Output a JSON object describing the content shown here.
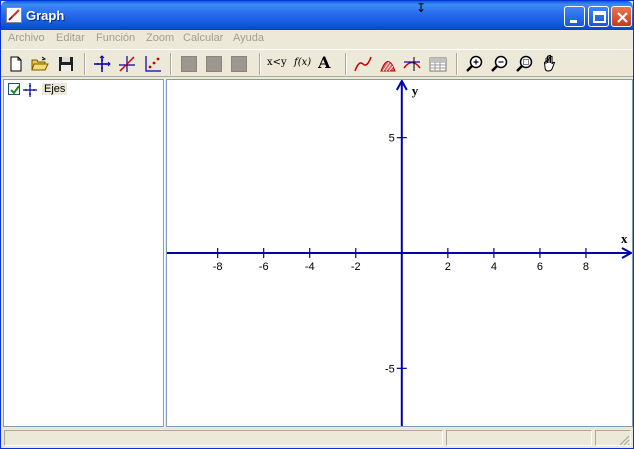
{
  "window": {
    "title": "Graph",
    "icons": {
      "app": "graph-app-icon",
      "minimize": "minimize-icon",
      "maximize": "maximize-icon",
      "close": "close-icon"
    }
  },
  "menu": {
    "items": [
      "Archivo",
      "Editar",
      "Función",
      "Zoom",
      "Calcular",
      "Ayuda"
    ]
  },
  "toolbar": {
    "icons": [
      "new-file-icon",
      "open-folder-icon",
      "save-disk-icon",
      "axes-icon",
      "insert-point-icon",
      "point-series-icon",
      "disabled-square-icon",
      "disabled-square-icon",
      "disabled-square-icon",
      "insert-relation-icon",
      "insert-function-icon",
      "insert-label-icon",
      "trendline-icon",
      "shading-icon",
      "tangent-icon",
      "table-icon",
      "zoom-in-icon",
      "zoom-out-icon",
      "zoom-window-icon",
      "hand-pan-icon"
    ],
    "relation_label": "x<y",
    "function_label": "f(x)",
    "label_glyph": "A"
  },
  "tree": {
    "items": [
      {
        "label": "Ejes",
        "checked": true,
        "icon": "axes-small-icon"
      }
    ]
  },
  "graph": {
    "x_axis_label": "x",
    "y_axis_label": "y",
    "x_ticks": [
      -8,
      -6,
      -4,
      -2,
      2,
      4,
      6,
      8
    ],
    "y_ticks": [
      5,
      -5
    ],
    "x_range": [
      -10.2,
      10.0
    ],
    "y_range": [
      -7.5,
      7.5
    ],
    "axis_color": "#0000b0",
    "show_grid": false
  },
  "status": {
    "panes": [
      "",
      "",
      ""
    ]
  }
}
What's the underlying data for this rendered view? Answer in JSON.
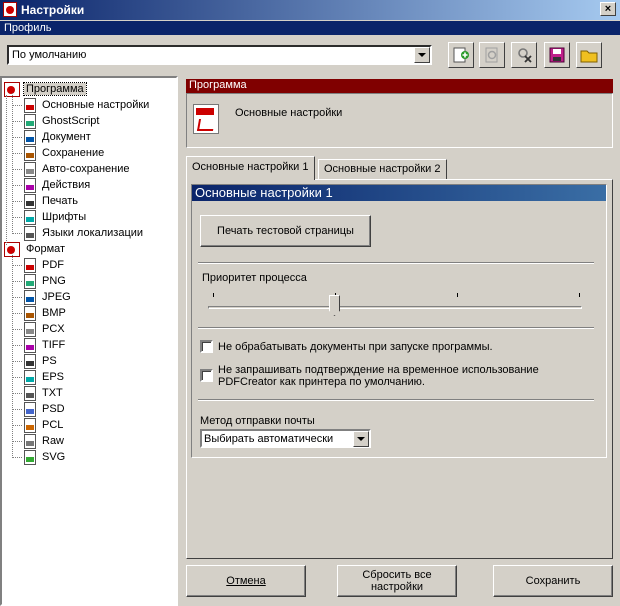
{
  "window": {
    "title": "Настройки",
    "close_glyph": "×"
  },
  "profile": {
    "header": "Профиль",
    "selected": "По умолчанию"
  },
  "toolbar": {
    "icons": [
      "add-profile-icon",
      "rename-profile-icon",
      "delete-profile-icon",
      "save-profile-icon",
      "load-profile-icon"
    ]
  },
  "tree": {
    "program": {
      "label": "Программа",
      "items": [
        "Основные настройки",
        "GhostScript",
        "Документ",
        "Сохранение",
        "Авто-сохранение",
        "Действия",
        "Печать",
        "Шрифты",
        "Языки локализации"
      ]
    },
    "format": {
      "label": "Формат",
      "items": [
        "PDF",
        "PNG",
        "JPEG",
        "BMP",
        "PCX",
        "TIFF",
        "PS",
        "EPS",
        "TXT",
        "PSD",
        "PCL",
        "Raw",
        "SVG"
      ]
    }
  },
  "panel": {
    "header": "Программа",
    "info_text": "Основные настройки",
    "tabs": [
      "Основные настройки 1",
      "Основные настройки 2"
    ],
    "group_title": "Основные настройки 1",
    "print_test_button": "Печать тестовой страницы",
    "priority_label": "Приоритет процесса",
    "priority_level": 0.25,
    "checkbox_1": "Не обрабатывать документы при запуске программы.",
    "checkbox_1_checked": false,
    "checkbox_2_line1": "Не запрашивать подтверждение на временное использование",
    "checkbox_2_line2": "PDFCreator как принтера по умолчанию.",
    "checkbox_2_checked": false,
    "mail_label": "Метод отправки почты",
    "mail_value": "Выбирать автоматически"
  },
  "buttons": {
    "cancel": "Отмена",
    "reset_line1": "Сбросить все",
    "reset_line2": "настройки",
    "save": "Сохранить"
  },
  "colors": {
    "titlebar": "#0a246a",
    "panel_header": "#800000",
    "face": "#d4d0c8"
  }
}
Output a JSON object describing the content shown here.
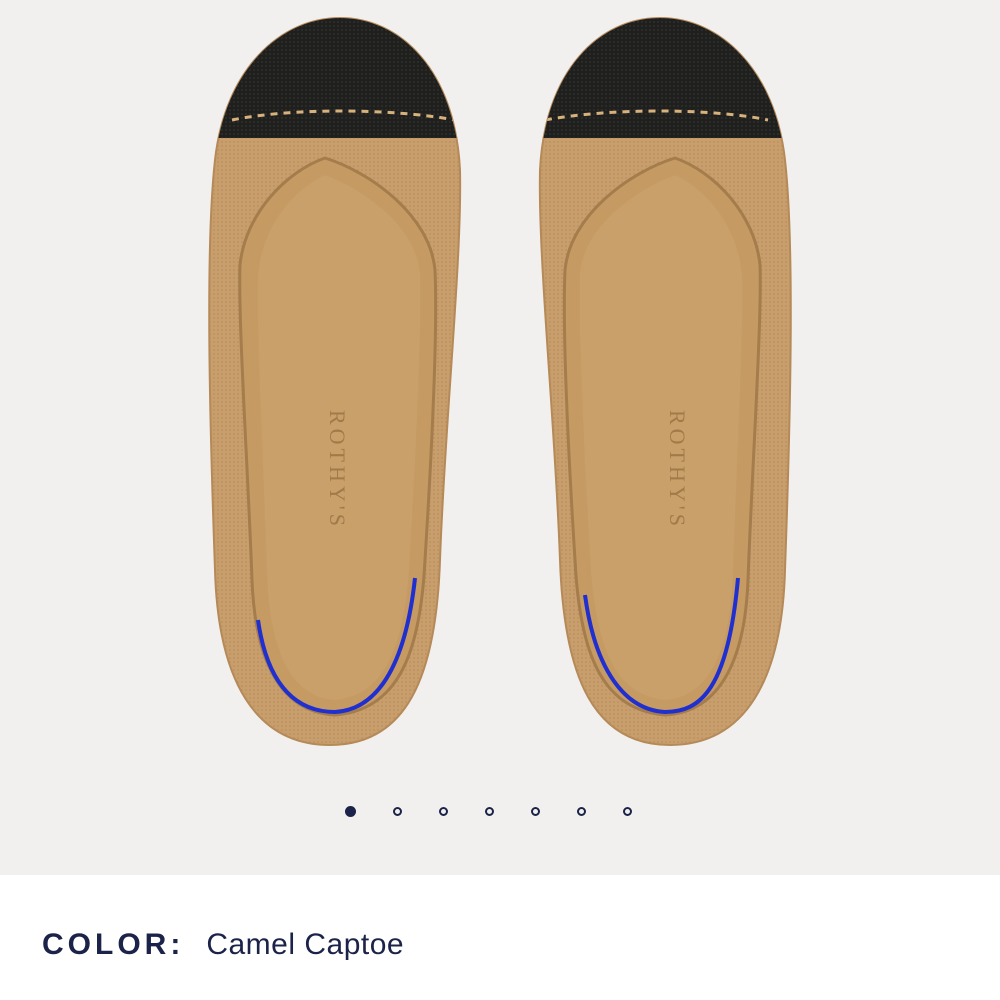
{
  "gallery": {
    "brand_insole_text": "ROTHY'S",
    "slide_count": 7,
    "active_slide": 1,
    "slides": [
      {
        "label": "Image 1"
      },
      {
        "label": "Image 2"
      },
      {
        "label": "Image 3"
      },
      {
        "label": "Image 4"
      },
      {
        "label": "Image 5"
      },
      {
        "label": "Image 6"
      },
      {
        "label": "Image 7"
      }
    ]
  },
  "product": {
    "color_label": "COLOR:",
    "color_value": "Camel Captoe"
  },
  "colors": {
    "background": "#f1f0ee",
    "accent_navy": "#1c2348",
    "camel": "#c9a06f",
    "captoe": "#1d1d1b",
    "heel_stripe": "#2233c8"
  }
}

___

* [PROBLEM TO SOLVE]: Copy all the lines above that hold the string "Основные".

* [ANSWER TO THIS PROBLEM]:
        "Основные настройки",
    "info_text": "Основные настройки",
      "Основные настройки 1",
      "Основные настройки 2"
    "group_title": "Основные настройки 1",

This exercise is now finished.